═══ Document excerpt ═══

A review was commissioned by the Chief Medical Officer of England owing to increasing concern about the ways in which patient information is used in the NHS in England and Wales and the need to ensure that confidentiality is not undermined. Such concern was largely due to the development of information technology in the service, and its capacity to disseminate information about patients rapidly and extensively. In 1996 guidance on “the protection and use of patient information” was promulgated and there was a need to promote awareness of it at all levels in the NHS. It did not affect Scotland originally but they have recently adopted it.

A main committee was set up under the Chair of Dame Fiona Caldicott and there were four separate working groups. Dame Fiona Caldicott was Principal of Somerville College, Oxford and consultant psychiatrist and Past President of the Royal College of Psychiatrists. Needless to say the committee was known as the Caldicott Committee. The Caldicott Committee terms of reference was to review all patient-identifiable information, which passes from NHS organisations to other NHS or non-NHS bodies for purposes other than direct care, medical research, or where there is a statutory requirement for information. The committee was to consider each flow of patient-identifiable information and was to advise the NHS Executive whether patient identification was justified by the purpose and whether action to minimise risks of breach of confidentiality was desirable—for example, reduction, elimination, or separate storage of items of information. Some 86 flows of patient-identifiable information were mapped relating to a wide range of planning, operational, or monitoring purposes. Within the context of current policy, all of the flows identified were for justifiable purposes. The Caldicott Report was published in December 1997.

═══

**To do**
Please reproduce the part of the passage on the Caldicott review that opens with the words containing "A review was" and closes with "recently adopted it.".

═══ Record extracts ═══

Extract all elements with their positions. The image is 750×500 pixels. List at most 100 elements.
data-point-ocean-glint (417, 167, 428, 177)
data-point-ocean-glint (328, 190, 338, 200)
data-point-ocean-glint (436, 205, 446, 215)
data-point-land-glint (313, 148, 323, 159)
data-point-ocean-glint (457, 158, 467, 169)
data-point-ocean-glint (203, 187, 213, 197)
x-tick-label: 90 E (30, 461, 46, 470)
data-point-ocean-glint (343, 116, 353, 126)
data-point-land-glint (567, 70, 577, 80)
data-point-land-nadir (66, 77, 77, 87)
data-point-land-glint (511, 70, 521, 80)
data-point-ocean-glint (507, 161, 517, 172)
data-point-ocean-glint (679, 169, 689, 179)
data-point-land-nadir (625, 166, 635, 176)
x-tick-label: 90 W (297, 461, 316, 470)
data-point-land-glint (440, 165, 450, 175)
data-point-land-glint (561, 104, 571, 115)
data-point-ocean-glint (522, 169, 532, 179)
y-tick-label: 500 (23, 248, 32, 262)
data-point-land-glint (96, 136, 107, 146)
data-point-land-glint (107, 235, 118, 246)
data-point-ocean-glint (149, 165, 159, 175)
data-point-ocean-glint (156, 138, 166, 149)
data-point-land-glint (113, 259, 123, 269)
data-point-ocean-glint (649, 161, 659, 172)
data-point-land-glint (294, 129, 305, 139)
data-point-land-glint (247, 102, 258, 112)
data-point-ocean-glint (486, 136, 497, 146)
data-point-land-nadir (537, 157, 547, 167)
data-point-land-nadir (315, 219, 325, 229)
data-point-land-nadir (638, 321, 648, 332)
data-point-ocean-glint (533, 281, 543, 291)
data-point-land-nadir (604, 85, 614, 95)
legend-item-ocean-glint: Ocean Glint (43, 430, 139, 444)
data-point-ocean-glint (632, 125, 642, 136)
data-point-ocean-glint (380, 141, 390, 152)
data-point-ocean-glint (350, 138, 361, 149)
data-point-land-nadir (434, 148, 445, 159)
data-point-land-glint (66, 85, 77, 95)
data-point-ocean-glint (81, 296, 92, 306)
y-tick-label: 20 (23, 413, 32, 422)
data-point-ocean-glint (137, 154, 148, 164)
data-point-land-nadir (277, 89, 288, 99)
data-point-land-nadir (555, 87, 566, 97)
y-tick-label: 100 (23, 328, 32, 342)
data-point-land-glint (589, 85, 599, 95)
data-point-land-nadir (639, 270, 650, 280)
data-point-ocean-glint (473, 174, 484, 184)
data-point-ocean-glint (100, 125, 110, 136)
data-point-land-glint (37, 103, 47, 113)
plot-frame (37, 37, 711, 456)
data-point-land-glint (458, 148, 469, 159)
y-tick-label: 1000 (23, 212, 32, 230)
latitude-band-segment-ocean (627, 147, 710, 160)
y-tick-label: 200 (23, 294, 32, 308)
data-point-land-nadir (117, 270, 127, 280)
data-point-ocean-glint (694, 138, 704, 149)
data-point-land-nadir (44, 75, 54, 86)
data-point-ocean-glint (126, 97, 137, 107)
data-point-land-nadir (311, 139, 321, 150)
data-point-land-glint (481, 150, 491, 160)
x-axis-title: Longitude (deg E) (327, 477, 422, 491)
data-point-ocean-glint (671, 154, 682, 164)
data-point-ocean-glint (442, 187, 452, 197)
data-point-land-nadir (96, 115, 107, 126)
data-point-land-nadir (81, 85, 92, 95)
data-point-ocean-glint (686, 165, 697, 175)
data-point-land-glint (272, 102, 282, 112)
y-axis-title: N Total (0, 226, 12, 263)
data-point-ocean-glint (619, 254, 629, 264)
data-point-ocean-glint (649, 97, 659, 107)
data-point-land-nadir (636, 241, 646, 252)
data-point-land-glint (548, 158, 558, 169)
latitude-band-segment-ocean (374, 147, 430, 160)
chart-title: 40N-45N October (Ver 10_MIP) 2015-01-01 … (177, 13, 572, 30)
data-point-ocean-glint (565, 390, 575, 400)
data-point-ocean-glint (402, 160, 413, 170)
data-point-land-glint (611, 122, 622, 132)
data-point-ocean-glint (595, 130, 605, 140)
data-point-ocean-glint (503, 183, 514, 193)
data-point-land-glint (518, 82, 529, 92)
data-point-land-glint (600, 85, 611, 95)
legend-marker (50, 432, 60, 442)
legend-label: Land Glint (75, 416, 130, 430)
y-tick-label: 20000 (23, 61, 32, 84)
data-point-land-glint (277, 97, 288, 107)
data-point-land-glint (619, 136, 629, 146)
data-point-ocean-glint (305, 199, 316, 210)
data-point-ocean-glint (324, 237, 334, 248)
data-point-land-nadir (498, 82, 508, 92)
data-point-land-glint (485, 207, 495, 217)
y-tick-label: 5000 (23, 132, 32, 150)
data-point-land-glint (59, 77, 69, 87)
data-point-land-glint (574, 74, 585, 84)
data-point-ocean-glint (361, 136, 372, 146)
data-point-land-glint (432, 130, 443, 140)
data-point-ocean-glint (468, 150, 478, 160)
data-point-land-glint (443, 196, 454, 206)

═══

**Answer area**
A review was commissioned by the Chief Medical Officer of England owing to increasing concern about the ways in which patient information is used in the NHS in England and Wales and the need to ensure that confidentiality is not undermined. Such concern was largely due to the development of information technology in the service, and its capacity to disseminate information about patients rapidly and extensively. In 1996 guidance on “the protection and use of patient information” was promulgated and there was a need to promote awareness of it at all levels in the NHS. It did not affect Scotland originally but they have recently adopted it.